** DESCRIPTION OF THE TASK **
Without the pictures, output the records below word for word.

[Start of RECORDS FOR PROCESSING]

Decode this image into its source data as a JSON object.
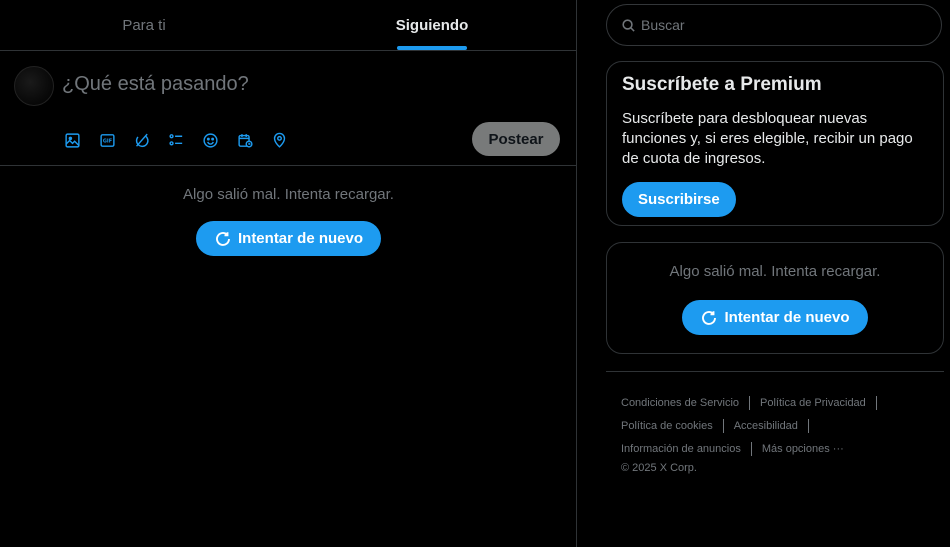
{
  "tabs": [
    {
      "label": "Para ti",
      "active": false
    },
    {
      "label": "Siguiendo",
      "active": true
    }
  ],
  "composer": {
    "placeholder": "¿Qué está pasando?",
    "post_label": "Postear",
    "tools": [
      "image-icon",
      "gif-icon",
      "grok-icon",
      "poll-icon",
      "emoji-icon",
      "schedule-icon",
      "location-icon"
    ]
  },
  "main_error": {
    "message": "Algo salió mal. Intenta recargar.",
    "retry_label": "Intentar de nuevo"
  },
  "search": {
    "placeholder": "Buscar"
  },
  "premium": {
    "title": "Suscríbete a Premium",
    "body": "Suscríbete para desbloquear nuevas funciones y, si eres elegible, recibir un pago de cuota de ingresos.",
    "button_label": "Suscribirse"
  },
  "sidebar_error": {
    "message": "Algo salió mal. Intenta recargar.",
    "retry_label": "Intentar de nuevo"
  },
  "footer": {
    "rows": [
      [
        "Condiciones de Servicio",
        "Política de Privacidad"
      ],
      [
        "Política de cookies",
        "Accesibilidad"
      ],
      [
        "Información de anuncios",
        "Más opciones ···"
      ]
    ],
    "copyright": "© 2025 X Corp."
  },
  "colors": {
    "accent": "#1d9bf0",
    "border": "#2f3336",
    "muted": "#71767b",
    "text": "#e7e9ea"
  }
}
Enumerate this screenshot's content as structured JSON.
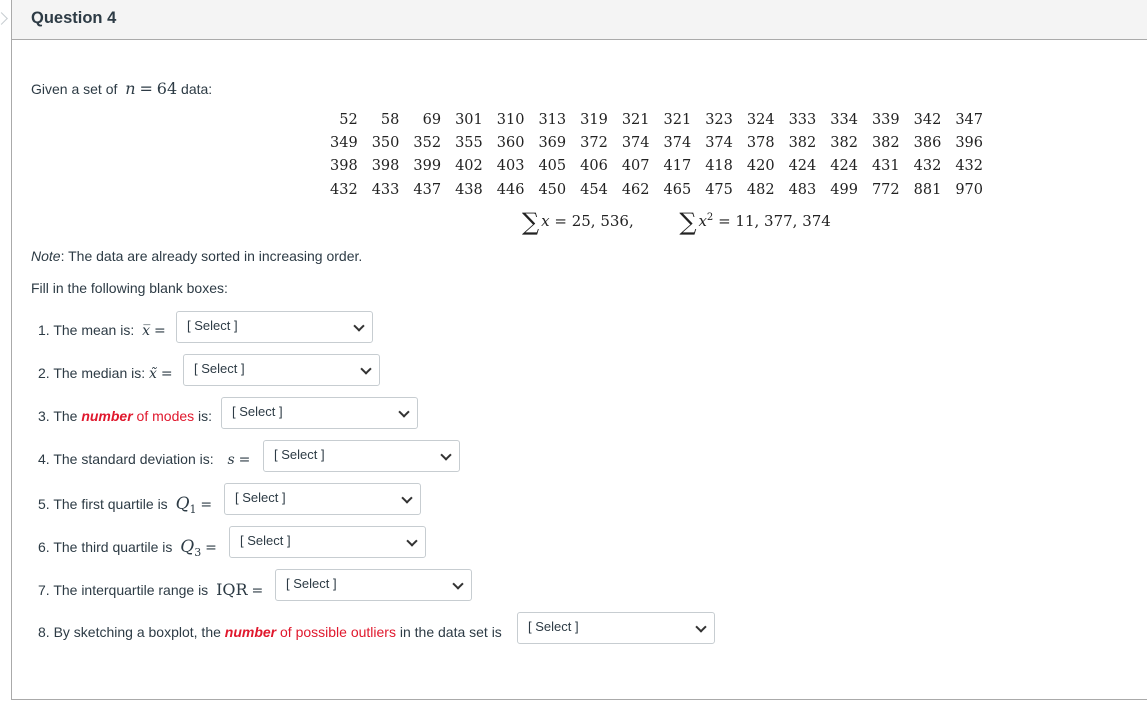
{
  "question": {
    "title": "Question 4",
    "intro_prefix": "Given a set of",
    "n_symbol": "n",
    "n_equals": "=",
    "n_value": "64",
    "intro_suffix": "data:",
    "data_rows": [
      [
        "52",
        "58",
        "69",
        "301",
        "310",
        "313",
        "319",
        "321",
        "321",
        "323",
        "324",
        "333",
        "334",
        "339",
        "342",
        "347"
      ],
      [
        "349",
        "350",
        "352",
        "355",
        "360",
        "369",
        "372",
        "374",
        "374",
        "374",
        "378",
        "382",
        "382",
        "382",
        "386",
        "396"
      ],
      [
        "398",
        "398",
        "399",
        "402",
        "403",
        "405",
        "406",
        "407",
        "417",
        "418",
        "420",
        "424",
        "424",
        "431",
        "432",
        "432"
      ],
      [
        "432",
        "433",
        "437",
        "438",
        "446",
        "450",
        "454",
        "462",
        "465",
        "475",
        "482",
        "483",
        "499",
        "772",
        "881",
        "970"
      ]
    ],
    "sum_x": {
      "sigma": "∑",
      "var": "x",
      "eq": " = 25, 536,"
    },
    "sum_x2": {
      "sigma": "∑",
      "var": "x",
      "sup": "2",
      "eq": " = 11, 377, 374"
    },
    "note_label": "Note",
    "note_text": ": The data are already sorted in increasing order.",
    "instruction": "Fill in the following blank boxes:",
    "items": [
      {
        "label": "1. The mean is:",
        "math": "x̅",
        "eq": "=",
        "select": "[ Select ]"
      },
      {
        "label": "2. The median is:",
        "math": "x̃",
        "eq": "=",
        "select": "[ Select ]"
      },
      {
        "label_pre": "3. The ",
        "label_red_bold": "number",
        "label_red": " of modes",
        "label_post": " is:",
        "select": "[ Select ]"
      },
      {
        "label": "4. The standard deviation is:",
        "math": "s",
        "eq": "=",
        "select": "[ Select ]"
      },
      {
        "label": "5. The first quartile is",
        "math": "Q",
        "sub": "1",
        "eq": "=",
        "select": "[ Select ]"
      },
      {
        "label": "6. The third quartile is",
        "math": "Q",
        "sub": "3",
        "eq": "=",
        "select": "[ Select ]"
      },
      {
        "label": "7. The interquartile range is",
        "math": "IQR",
        "eq": "=",
        "select": "[ Select ]"
      },
      {
        "label_pre": "8. By sketching a boxplot, the ",
        "label_red_bold": "number",
        "label_red": " of possible outliers",
        "label_post": " in the data set is",
        "select": "[ Select ]"
      }
    ]
  },
  "colors": {
    "accent_red": "#e0182d",
    "header_bg": "#f4f4f4",
    "text": "#2d3b45"
  }
}
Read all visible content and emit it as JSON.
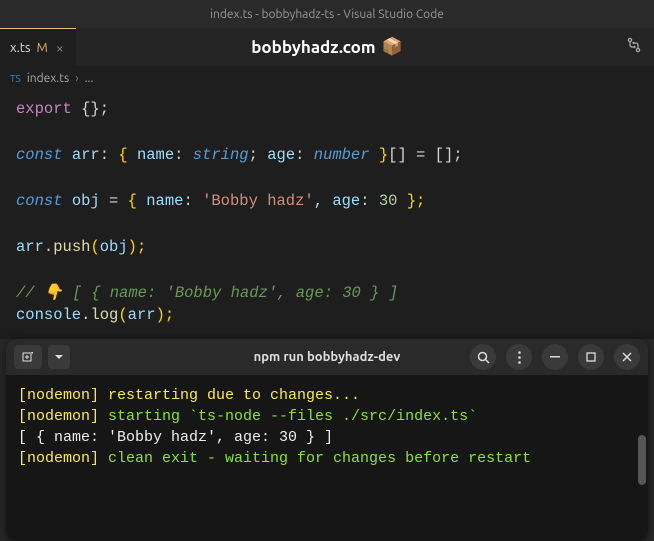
{
  "titlebar": "index.ts - bobbyhadz-ts - Visual Studio Code",
  "tab": {
    "label": "x.ts",
    "modified": "M"
  },
  "center": "bobbyhadz.com",
  "breadcrumb": {
    "file": "index.ts",
    "more": "..."
  },
  "code": {
    "l1_export": "export",
    "l1_rest": " {};",
    "l3_const": "const",
    "l3_arr": " arr",
    "l3_colon1": ": ",
    "l3_open": "{ ",
    "l3_name": "name",
    "l3_c2": ": ",
    "l3_str": "string",
    "l3_semi": "; ",
    "l3_age": "age",
    "l3_c3": ": ",
    "l3_num": "number",
    "l3_close": " }",
    "l3_arrp": "[] = [];",
    "l5_const": "const",
    "l5_obj": " obj",
    "l5_eq": " = ",
    "l5_open": "{ ",
    "l5_name": "name",
    "l5_c1": ": ",
    "l5_str": "'Bobby hadz'",
    "l5_comma": ", ",
    "l5_age": "age",
    "l5_c2": ": ",
    "l5_num": "30",
    "l5_close": " };",
    "l7_arr": "arr",
    "l7_dot": ".",
    "l7_push": "push",
    "l7_open": "(",
    "l7_obj": "obj",
    "l7_close": ");",
    "l9": "// 👇 [ { name: 'Bobby hadz', age: 30 } ]",
    "l10_console": "console",
    "l10_dot": ".",
    "l10_log": "log",
    "l10_open": "(",
    "l10_arr": "arr",
    "l10_close": ");"
  },
  "terminal": {
    "title": "npm run bobbyhadz-dev",
    "l1_tag": "[nodemon]",
    "l1_rest": " restarting due to changes...",
    "l2_tag": "[nodemon]",
    "l2_a": " starting ",
    "l2_b": "`ts-node --files ./src/index.ts`",
    "l3": "[ { name: 'Bobby hadz', age: 30 } ]",
    "l4_tag": "[nodemon]",
    "l4_rest": " clean exit - waiting for changes before restart"
  }
}
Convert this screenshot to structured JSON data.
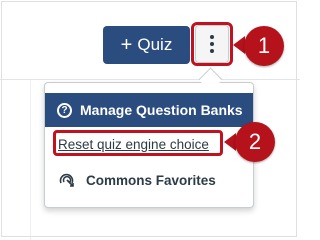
{
  "toolbar": {
    "quiz_button_plus": "+",
    "quiz_button_label": "Quiz",
    "options_icon": "kebab-vertical-icon"
  },
  "menu": {
    "items": [
      {
        "label": "Manage Question Banks",
        "icon": "question-circle-icon",
        "icon_glyph": "?",
        "state": "highlighted"
      },
      {
        "label": "Reset quiz engine choice",
        "icon": "",
        "state": "annotated"
      },
      {
        "label": "Commons Favorites",
        "icon": "commons-icon",
        "state": "normal"
      }
    ]
  },
  "annotations": {
    "step_1": "1",
    "step_2": "2",
    "color": "#b5121b"
  },
  "colors": {
    "primary_button": "#2b4c7e",
    "menu_highlight": "#2b4c7e",
    "annotation_red": "#b5121b",
    "text": "#2d3b45"
  }
}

[End of RECORDS FOR PROCESSING]

** REPLY **
Decode this image into its source data as a JSON object.
{
  "tabs": [
    {
      "label": "Para ti",
      "active": false
    },
    {
      "label": "Siguiendo",
      "active": true
    }
  ],
  "composer": {
    "placeholder": "¿Qué está pasando?",
    "post_label": "Postear",
    "tools": [
      "image-icon",
      "gif-icon",
      "grok-icon",
      "poll-icon",
      "emoji-icon",
      "schedule-icon",
      "location-icon"
    ]
  },
  "main_error": {
    "message": "Algo salió mal. Intenta recargar.",
    "retry_label": "Intentar de nuevo"
  },
  "search": {
    "placeholder": "Buscar"
  },
  "premium": {
    "title": "Suscríbete a Premium",
    "body": "Suscríbete para desbloquear nuevas funciones y, si eres elegible, recibir un pago de cuota de ingresos.",
    "button_label": "Suscribirse"
  },
  "sidebar_error": {
    "message": "Algo salió mal. Intenta recargar.",
    "retry_label": "Intentar de nuevo"
  },
  "footer": {
    "rows": [
      [
        "Condiciones de Servicio",
        "Política de Privacidad"
      ],
      [
        "Política de cookies",
        "Accesibilidad"
      ],
      [
        "Información de anuncios",
        "Más opciones ···"
      ]
    ],
    "copyright": "© 2025 X Corp."
  },
  "colors": {
    "accent": "#1d9bf0",
    "border": "#2f3336",
    "muted": "#71767b",
    "text": "#e7e9ea"
  }
}
Enumerate this screenshot's content as structured JSON.
{
  "question": {
    "title": "Question 4",
    "intro_prefix": "Given a set of",
    "n_symbol": "n",
    "n_equals": "=",
    "n_value": "64",
    "intro_suffix": "data:",
    "data_rows": [
      [
        "52",
        "58",
        "69",
        "301",
        "310",
        "313",
        "319",
        "321",
        "321",
        "323",
        "324",
        "333",
        "334",
        "339",
        "342",
        "347"
      ],
      [
        "349",
        "350",
        "352",
        "355",
        "360",
        "369",
        "372",
        "374",
        "374",
        "374",
        "378",
        "382",
        "382",
        "382",
        "386",
        "396"
      ],
      [
        "398",
        "398",
        "399",
        "402",
        "403",
        "405",
        "406",
        "407",
        "417",
        "418",
        "420",
        "424",
        "424",
        "431",
        "432",
        "432"
      ],
      [
        "432",
        "433",
        "437",
        "438",
        "446",
        "450",
        "454",
        "462",
        "465",
        "475",
        "482",
        "483",
        "499",
        "772",
        "881",
        "970"
      ]
    ],
    "sum_x": {
      "sigma": "∑",
      "var": "x",
      "eq": " = 25, 536,"
    },
    "sum_x2": {
      "sigma": "∑",
      "var": "x",
      "sup": "2",
      "eq": " = 11, 377, 374"
    },
    "note_label": "Note",
    "note_text": ": The data are already sorted in increasing order.",
    "instruction": "Fill in the following blank boxes:",
    "items": [
      {
        "label": "1. The mean is:",
        "math": "x̅",
        "eq": "=",
        "select": "[ Select ]"
      },
      {
        "label": "2. The median is:",
        "math": "x̃",
        "eq": "=",
        "select": "[ Select ]"
      },
      {
        "label_pre": "3. The ",
        "label_red_bold": "number",
        "label_red": " of modes",
        "label_post": " is:",
        "select": "[ Select ]"
      },
      {
        "label": "4. The standard deviation is:",
        "math": "s",
        "eq": "=",
        "select": "[ Select ]"
      },
      {
        "label": "5. The first quartile is",
        "math": "Q",
        "sub": "1",
        "eq": "=",
        "select": "[ Select ]"
      },
      {
        "label": "6. The third quartile is",
        "math": "Q",
        "sub": "3",
        "eq": "=",
        "select": "[ Select ]"
      },
      {
        "label": "7. The interquartile range is",
        "math": "IQR",
        "eq": "=",
        "select": "[ Select ]"
      },
      {
        "label_pre": "8. By sketching a boxplot, the ",
        "label_red_bold": "number",
        "label_red": " of possible outliers",
        "label_post": " in the data set is",
        "select": "[ Select ]"
      }
    ]
  },
  "colors": {
    "accent_red": "#e0182d",
    "header_bg": "#f4f4f4",
    "text": "#2d3b45"
  }
}
Read all visible content and emit it as JSON.
{
  "titlebar": "index.ts - bobbyhadz-ts - Visual Studio Code",
  "tab": {
    "label": "x.ts",
    "modified": "M"
  },
  "center": "bobbyhadz.com",
  "breadcrumb": {
    "file": "index.ts",
    "more": "..."
  },
  "code": {
    "l1_export": "export",
    "l1_rest": " {};",
    "l3_const": "const",
    "l3_arr": " arr",
    "l3_colon1": ": ",
    "l3_open": "{ ",
    "l3_name": "name",
    "l3_c2": ": ",
    "l3_str": "string",
    "l3_semi": "; ",
    "l3_age": "age",
    "l3_c3": ": ",
    "l3_num": "number",
    "l3_close": " }",
    "l3_arrp": "[] = [];",
    "l5_const": "const",
    "l5_obj": " obj",
    "l5_eq": " = ",
    "l5_open": "{ ",
    "l5_name": "name",
    "l5_c1": ": ",
    "l5_str": "'Bobby hadz'",
    "l5_comma": ", ",
    "l5_age": "age",
    "l5_c2": ": ",
    "l5_num": "30",
    "l5_close": " };",
    "l7_arr": "arr",
    "l7_dot": ".",
    "l7_push": "push",
    "l7_open": "(",
    "l7_obj": "obj",
    "l7_close": ");",
    "l9": "// 👇 [ { name: 'Bobby hadz', age: 30 } ]",
    "l10_console": "console",
    "l10_dot": ".",
    "l10_log": "log",
    "l10_open": "(",
    "l10_arr": "arr",
    "l10_close": ");"
  },
  "terminal": {
    "title": "npm run bobbyhadz-dev",
    "l1_tag": "[nodemon]",
    "l1_rest": " restarting due to changes...",
    "l2_tag": "[nodemon]",
    "l2_a": " starting ",
    "l2_b": "`ts-node --files ./src/index.ts`",
    "l3": "[ { name: 'Bobby hadz', age: 30 } ]",
    "l4_tag": "[nodemon]",
    "l4_rest": " clean exit - waiting for changes before restart"
  }
}
Convert this screenshot to structured JSON data.
{
  "toolbar": {
    "quiz_button_plus": "+",
    "quiz_button_label": "Quiz",
    "options_icon": "kebab-vertical-icon"
  },
  "menu": {
    "items": [
      {
        "label": "Manage Question Banks",
        "icon": "question-circle-icon",
        "icon_glyph": "?",
        "state": "highlighted"
      },
      {
        "label": "Reset quiz engine choice",
        "icon": "",
        "state": "annotated"
      },
      {
        "label": "Commons Favorites",
        "icon": "commons-icon",
        "state": "normal"
      }
    ]
  },
  "annotations": {
    "step_1": "1",
    "step_2": "2",
    "color": "#b5121b"
  },
  "colors": {
    "primary_button": "#2b4c7e",
    "menu_highlight": "#2b4c7e",
    "annotation_red": "#b5121b",
    "text": "#2d3b45"
  }
}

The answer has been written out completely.